## What this task involves
Copy every line in the records below that contains the word "nPOD".

** start Task data **

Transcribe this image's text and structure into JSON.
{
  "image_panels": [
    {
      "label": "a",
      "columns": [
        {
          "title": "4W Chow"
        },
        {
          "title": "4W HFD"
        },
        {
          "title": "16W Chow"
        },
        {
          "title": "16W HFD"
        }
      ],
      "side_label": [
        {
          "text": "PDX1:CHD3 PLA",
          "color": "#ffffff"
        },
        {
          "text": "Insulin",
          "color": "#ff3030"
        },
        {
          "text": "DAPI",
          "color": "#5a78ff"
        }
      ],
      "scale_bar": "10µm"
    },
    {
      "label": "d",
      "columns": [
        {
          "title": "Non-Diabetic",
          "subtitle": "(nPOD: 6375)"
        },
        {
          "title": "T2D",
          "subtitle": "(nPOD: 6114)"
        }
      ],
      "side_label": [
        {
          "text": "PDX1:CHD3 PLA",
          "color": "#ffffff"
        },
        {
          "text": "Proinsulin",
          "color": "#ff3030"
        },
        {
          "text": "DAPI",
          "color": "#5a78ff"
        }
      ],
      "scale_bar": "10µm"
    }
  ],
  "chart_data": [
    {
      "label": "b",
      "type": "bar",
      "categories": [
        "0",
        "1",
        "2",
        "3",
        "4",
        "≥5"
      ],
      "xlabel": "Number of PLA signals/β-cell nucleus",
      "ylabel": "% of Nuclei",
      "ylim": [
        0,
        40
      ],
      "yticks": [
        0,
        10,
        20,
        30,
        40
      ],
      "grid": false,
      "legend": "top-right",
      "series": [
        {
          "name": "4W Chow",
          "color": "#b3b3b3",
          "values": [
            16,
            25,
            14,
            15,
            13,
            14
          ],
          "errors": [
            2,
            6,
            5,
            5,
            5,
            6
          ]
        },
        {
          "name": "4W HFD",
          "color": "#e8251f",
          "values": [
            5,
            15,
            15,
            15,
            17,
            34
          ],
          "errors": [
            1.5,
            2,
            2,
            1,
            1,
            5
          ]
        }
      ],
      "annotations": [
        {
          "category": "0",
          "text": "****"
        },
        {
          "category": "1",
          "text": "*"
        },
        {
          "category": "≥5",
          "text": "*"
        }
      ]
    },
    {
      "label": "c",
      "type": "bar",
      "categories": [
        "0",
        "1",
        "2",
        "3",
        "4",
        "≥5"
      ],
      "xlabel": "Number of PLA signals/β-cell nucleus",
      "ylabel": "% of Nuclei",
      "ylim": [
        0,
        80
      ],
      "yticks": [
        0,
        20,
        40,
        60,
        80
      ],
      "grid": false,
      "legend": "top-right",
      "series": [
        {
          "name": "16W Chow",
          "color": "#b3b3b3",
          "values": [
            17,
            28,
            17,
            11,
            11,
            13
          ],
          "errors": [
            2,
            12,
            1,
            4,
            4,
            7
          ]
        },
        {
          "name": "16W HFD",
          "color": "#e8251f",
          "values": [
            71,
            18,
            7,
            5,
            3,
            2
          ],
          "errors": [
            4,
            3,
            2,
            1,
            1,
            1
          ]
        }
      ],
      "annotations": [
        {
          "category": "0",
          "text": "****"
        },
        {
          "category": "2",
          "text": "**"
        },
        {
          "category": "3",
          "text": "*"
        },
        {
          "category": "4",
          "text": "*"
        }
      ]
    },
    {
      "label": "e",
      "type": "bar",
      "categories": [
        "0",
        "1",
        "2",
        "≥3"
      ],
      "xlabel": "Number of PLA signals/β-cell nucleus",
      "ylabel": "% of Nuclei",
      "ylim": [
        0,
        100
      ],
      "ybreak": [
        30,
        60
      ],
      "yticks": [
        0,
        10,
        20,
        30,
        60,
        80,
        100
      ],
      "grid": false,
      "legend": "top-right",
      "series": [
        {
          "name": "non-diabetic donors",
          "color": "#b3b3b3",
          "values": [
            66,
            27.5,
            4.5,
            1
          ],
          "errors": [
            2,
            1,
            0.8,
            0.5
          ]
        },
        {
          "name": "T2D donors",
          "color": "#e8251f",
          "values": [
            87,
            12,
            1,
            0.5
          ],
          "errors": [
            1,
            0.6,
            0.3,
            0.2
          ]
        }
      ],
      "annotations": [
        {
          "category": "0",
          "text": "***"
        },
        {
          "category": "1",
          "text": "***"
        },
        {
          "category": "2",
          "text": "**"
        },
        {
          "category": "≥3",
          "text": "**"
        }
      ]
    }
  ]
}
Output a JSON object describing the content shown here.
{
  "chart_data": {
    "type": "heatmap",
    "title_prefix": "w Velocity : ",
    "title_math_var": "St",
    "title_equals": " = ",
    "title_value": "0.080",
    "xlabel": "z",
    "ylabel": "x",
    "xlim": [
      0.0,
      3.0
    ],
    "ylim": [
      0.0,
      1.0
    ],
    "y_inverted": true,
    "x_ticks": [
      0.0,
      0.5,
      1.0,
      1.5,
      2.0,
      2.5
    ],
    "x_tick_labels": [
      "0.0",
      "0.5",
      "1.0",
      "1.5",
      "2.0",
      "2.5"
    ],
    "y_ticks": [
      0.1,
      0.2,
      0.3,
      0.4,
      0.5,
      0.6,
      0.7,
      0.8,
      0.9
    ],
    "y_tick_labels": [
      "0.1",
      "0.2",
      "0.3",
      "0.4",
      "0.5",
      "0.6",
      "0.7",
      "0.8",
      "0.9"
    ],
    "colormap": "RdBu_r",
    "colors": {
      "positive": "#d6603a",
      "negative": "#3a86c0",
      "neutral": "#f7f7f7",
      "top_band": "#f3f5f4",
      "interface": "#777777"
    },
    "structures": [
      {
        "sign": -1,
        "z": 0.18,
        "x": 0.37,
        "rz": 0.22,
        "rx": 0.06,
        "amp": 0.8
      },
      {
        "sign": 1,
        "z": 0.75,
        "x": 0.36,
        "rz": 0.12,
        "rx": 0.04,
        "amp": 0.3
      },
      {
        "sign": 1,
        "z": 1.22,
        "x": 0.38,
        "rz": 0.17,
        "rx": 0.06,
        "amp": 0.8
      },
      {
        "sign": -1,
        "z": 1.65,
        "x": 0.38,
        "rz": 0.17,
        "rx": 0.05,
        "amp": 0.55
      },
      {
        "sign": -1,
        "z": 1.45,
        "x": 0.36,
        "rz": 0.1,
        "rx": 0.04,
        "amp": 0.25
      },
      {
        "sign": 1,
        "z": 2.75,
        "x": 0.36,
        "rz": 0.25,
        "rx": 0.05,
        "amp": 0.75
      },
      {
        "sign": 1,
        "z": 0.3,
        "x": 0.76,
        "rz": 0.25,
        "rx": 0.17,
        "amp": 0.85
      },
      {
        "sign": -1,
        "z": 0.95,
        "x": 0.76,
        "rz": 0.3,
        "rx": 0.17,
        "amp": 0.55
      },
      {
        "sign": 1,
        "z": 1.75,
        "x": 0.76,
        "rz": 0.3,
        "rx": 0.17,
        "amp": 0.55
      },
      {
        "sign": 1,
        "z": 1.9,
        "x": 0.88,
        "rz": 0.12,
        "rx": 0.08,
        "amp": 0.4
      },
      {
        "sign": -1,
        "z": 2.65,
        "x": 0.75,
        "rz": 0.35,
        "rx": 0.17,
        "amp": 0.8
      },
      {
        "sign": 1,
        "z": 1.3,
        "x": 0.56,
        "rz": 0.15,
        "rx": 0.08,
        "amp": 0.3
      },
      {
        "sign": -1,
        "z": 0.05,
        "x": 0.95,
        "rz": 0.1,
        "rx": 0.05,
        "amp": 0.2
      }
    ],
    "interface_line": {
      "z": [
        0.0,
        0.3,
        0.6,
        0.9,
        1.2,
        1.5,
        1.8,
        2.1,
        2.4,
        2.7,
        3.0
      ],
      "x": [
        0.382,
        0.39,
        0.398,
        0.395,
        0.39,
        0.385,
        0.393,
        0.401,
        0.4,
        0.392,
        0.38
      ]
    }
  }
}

** end Task data **

## Written answer
          "subtitle": "(nPOD: 6375)"
          "subtitle": "(nPOD: 6114)"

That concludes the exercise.